* _TEXT BLOCK_

Paid Feature Disaster recovery (DR) used to be thought of as a form of corporate hygiene, but it’s becoming increasingly clear it has to be considered a matter of corporate survival.
Downtime cost companies $84,650 per hour in 2020, on average, research by Veeam shows. If we’re talking unplanned downtime, due to ransomware for example, you can throw in the costs of corroded customer confidence, broader reputational damage, remedial work, and unbearable stress for ops teams.
How bad can it be? Just ask Colonial Pipeline, which paid a ransomware gang $4.4m when its systems were locked in May – and had shouldered the blame for spiraling fuel prices and queues at petrol pumps. It doesn’t help that, depending on your point of view, we are all still in the midst of a major disaster that has been running for almost two years.
As Robin Gardner, Sales and Strategic Services Director of Xtravirt, the UK cloud consulting and managed services firm, explains, “For many firms remote access and working from home used to be the DR solution for an office incident. But since March 2020, home working IS business as usual for many businesses.”
At the same time, companies are restructuring their bricks and mortar estates, meaning those facilities can’t actually support the entire workforce. “And that now means, as an example, your digital workspace solution needs DR, because it’s now a business-critical service.”
And this ties into broader questions about how other on-prem assets are being transformed, and the knock-on effect for the VMware infrastructure on which the vast majority of enterprises depend – whether on-prem or in the cloud.
“It’s very easy to close down a facility with no data center in there,” says Gardner. “If you want to close a building that’s hosting the DR data center or the secondary data center, that becomes a challenge.”
Looked at this way, he says, disaster recovery itself can be an enabler for new working practices, even digital transformation. “Changing your DR strategy may enable a greater flexibility within your business or your organisation.” And he points out, if you have been following an on-prem based recovery strategy, what he euphemistically describes as “the current lead time to silicon and hardware” might also make the cloud seem more relevant.
This is made all the more urgent by two other factors. One is the growing threat of ransomware. The UK government’s own Cyber Security Breaches Survey 2021 showed that among organisations that had experienced breaches or attacks in the previous 12 months, 7 per cent had identified ransomware as the culprit.
However, the research also found that virus attacks, including ransomware, were considered among the most disruptive. IDC research released in August showed that 37 per cent of companies worldwide were hit by ransomware in the previous 12 months. The average ransom paid was $250,000, though some were more than $1m.
This has been exacerbated by the pandemic and the rush to home working. Systems were lashed together during the rapid rush from the office in early 2020, and managers are acutely aware that these are now a ticking time bomb, particularly where users are relying on home networks and VPN for access.
Which disaster are we talking about?
“Ransomware means that the likelihood of the need to use your DR environment has gone up,” says Gardner. Yet well over two thirds of IT decision makers are not confident they could recover from a cyberattack, research by Gartner shows.
These triggers – particularly ransomware – are far less abstract than the scenarios that might have informed DR planning in the past. As Gardner puts it, “It’s no longer all about the risk of an airplane landing on a data center.”
And this has contributed to DR and business continuity moving up the agenda for compliance and audit teams. “As a result of the pandemic,” says Gardner, “Xtravirt has seen that organisations are not just more willing to discuss business continuity and their recovery strategy, but are proactively seeking our support and guidance in this area. Indicators are that attitudes are shifting fast, with DR moving firmly from hygiene activity, to business necessity.”

* _PROVIDED MATERIAL_

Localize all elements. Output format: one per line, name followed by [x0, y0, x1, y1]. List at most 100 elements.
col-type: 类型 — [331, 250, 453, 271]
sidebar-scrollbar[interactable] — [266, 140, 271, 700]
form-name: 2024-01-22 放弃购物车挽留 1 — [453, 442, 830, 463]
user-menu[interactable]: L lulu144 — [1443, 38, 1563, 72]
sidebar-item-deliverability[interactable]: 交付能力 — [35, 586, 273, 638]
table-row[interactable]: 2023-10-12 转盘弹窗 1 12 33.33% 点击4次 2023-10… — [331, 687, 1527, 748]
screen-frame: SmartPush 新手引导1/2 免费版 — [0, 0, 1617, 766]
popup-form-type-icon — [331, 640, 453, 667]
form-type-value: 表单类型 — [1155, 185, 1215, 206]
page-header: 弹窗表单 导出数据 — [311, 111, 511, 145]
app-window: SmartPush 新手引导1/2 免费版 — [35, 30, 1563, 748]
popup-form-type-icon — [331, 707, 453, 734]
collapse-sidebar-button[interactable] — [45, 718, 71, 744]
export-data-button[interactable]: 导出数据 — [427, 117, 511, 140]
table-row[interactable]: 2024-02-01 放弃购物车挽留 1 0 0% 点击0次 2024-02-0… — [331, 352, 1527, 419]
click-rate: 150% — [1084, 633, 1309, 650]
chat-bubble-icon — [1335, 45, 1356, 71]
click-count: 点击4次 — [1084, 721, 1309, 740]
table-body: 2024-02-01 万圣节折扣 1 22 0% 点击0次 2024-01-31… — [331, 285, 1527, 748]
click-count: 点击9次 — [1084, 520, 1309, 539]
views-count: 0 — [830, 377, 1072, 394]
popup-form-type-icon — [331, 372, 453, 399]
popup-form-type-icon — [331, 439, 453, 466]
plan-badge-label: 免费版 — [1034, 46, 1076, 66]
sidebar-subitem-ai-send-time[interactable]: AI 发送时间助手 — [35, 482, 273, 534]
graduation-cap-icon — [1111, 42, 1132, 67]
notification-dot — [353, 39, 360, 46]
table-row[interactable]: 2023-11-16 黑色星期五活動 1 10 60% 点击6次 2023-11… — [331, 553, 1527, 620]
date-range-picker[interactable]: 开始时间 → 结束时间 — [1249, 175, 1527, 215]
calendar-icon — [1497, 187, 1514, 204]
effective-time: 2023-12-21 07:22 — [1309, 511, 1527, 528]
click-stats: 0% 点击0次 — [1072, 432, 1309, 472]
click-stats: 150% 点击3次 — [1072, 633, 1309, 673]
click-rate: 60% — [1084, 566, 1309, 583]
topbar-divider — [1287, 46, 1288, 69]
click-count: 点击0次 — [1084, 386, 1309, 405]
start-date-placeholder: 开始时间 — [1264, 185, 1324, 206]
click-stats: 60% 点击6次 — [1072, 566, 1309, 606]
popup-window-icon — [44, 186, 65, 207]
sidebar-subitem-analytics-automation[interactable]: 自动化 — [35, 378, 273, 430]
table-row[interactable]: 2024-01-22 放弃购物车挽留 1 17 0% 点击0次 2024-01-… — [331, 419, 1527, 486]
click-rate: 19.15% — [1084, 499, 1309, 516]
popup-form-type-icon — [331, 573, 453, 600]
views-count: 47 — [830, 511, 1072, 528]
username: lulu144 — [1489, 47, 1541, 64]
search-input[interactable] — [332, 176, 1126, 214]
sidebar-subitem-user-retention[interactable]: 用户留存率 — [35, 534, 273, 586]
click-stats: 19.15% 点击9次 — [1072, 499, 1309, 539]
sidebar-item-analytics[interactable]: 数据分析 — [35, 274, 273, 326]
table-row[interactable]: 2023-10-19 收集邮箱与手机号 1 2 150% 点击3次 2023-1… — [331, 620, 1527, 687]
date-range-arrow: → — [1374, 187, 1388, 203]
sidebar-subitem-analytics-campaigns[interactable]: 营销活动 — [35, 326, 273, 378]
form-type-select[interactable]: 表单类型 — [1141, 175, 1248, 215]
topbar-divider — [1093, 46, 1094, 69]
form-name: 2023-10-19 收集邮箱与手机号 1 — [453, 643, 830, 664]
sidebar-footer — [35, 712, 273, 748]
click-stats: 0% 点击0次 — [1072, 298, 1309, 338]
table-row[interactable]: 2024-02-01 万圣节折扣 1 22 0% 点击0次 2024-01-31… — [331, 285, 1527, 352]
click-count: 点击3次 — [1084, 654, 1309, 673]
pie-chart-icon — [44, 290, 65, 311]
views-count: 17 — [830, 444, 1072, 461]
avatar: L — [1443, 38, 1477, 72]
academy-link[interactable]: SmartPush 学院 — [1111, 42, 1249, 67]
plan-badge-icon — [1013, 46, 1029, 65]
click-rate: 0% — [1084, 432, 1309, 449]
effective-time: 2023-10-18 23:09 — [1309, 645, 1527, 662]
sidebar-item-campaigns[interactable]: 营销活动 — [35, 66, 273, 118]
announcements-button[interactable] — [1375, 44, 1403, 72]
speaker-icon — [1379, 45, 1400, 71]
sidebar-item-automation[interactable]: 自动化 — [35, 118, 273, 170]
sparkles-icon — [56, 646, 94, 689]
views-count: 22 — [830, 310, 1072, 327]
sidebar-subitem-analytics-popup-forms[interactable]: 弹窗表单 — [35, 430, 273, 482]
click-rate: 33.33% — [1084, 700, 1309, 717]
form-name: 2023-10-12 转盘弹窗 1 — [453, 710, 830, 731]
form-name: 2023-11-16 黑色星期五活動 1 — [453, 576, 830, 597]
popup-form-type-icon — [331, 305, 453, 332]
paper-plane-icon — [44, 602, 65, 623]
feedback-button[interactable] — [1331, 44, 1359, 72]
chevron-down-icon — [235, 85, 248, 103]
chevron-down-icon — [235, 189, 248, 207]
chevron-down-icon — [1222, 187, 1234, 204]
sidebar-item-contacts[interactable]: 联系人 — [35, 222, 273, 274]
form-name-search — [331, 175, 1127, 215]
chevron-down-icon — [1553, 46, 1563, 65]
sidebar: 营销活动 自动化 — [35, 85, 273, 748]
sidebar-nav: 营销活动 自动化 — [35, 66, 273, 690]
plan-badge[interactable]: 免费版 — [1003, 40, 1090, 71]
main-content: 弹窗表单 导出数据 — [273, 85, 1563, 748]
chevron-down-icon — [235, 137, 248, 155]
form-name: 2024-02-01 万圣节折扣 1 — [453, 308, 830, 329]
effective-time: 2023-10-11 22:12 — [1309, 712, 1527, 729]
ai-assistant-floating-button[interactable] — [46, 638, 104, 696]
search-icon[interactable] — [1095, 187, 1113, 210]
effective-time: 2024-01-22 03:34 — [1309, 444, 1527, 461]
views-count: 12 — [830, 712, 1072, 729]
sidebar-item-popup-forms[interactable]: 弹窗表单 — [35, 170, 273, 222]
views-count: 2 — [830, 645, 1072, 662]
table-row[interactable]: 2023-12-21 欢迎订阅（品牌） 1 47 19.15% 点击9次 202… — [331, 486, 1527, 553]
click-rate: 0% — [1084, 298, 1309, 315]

* _ACTIONS TO TAKE_
**A.** Transcribe the passage of the article on disaster recovery from "However, the research" to "we talking about?".
**B.** Continue the article on disaster recovery, starting after its final sentence.

* _TASK-BY-TASK ANSWERS_
**A.**
However, the research also found that virus attacks, including ransomware, were considered among the most disruptive. IDC research released in August showed that 37 per cent of companies worldwide were hit by ransomware in the previous 12 months. The average ransom paid was $250,000, though some were more than $1m.
This has been exacerbated by the pandemic and the rush to home working. Systems were lashed together during the rapid rush from the office in early 2020, and managers are acutely aware that these are now a ticking time bomb, particularly where users are relying on home networks and VPN for access.
Which disaster are we talking about?

**B.**
So what does a “disaster” actually look like today? And how can you plan for it?
“The traditional assumption was that everything in your monitoring systems goes red,” says Gardner. “Which was either a network failure, a data center failure, or a fire.”
At that point, the objective was to return to the steady state the organisation was in minutes before the dials lit up. But the rise of ransomware and the borderless nature of modern networks means the signs of impending or actual doom may be much more subtle today.
As Gardner explains, the trigger may be an information security event that prompts an organisation to “lockdown and recover elsewhere” – if you were relying on active-active replication to a secondary data center, then ransomware can just follow the replication.
But, he continues, “The fact that you can no longer trust your workloads, or you don’t know where your trust point is means your recovery point objective is no longer necessarily the five minutes before the failure event occurred.” And of course, the first target of many ransomware or cyber attacks is going to be backups or DR systems, precisely because this will force the victim to pay up.
At the same time, the need for organisations to be always online means that traditional recovery strategies no longer suffice. Retrieving tapes from a remote facility is not a viable option when being offline can cost you $100,000s or even $1,000,000s per hour in lost business. Beyond the revenue hit, Veeam’s research showed that organisations are acutely aware of the effect of extended downtime on both customer and employee confidence. Other costs are likely to come in the form of stock price hits, potential legal action, and the loss of certifications and accreditations.
But if the nature of disasters has changed, the options for preparing for and recovering have changed drastically too.
When it comes to the VMware stack, which remains the underlying basis for the majority of enterprise workloads, Xtravirt’s Head of Technical Pre-Sales Andy Hine says there are multiple options.
What exactly is the recovery position?
Traditional full replication to a second data center might not be affordable due to the capex involved in creating that second facility. “VMware Site Recovery has been around a little while but has been adopted to be cloud compatible, so replicating your primary data center to a secondary data center that might be in the cloud, something like VMware Cloud on AWS, for example,” says Hine.
Alternatively, “what VMware Cloud Disaster Recovery (VCDR) gives you is the ability to replicate your critical workloads and data almost in a pre-staging way, in VMware Cloud Storage. It’s more of an on demand offering. So at the moment that the disaster occurs, the second infrastructure is spun up.”
This has the advantage that fees kick in only when the secondary site is spun up or you’re running a failover test. The latter is particularly important for providing a sandbox in which to check that, not only does the DR plan tick all the right boxes, but that it actually works and workloads will continue in the event of a real disaster.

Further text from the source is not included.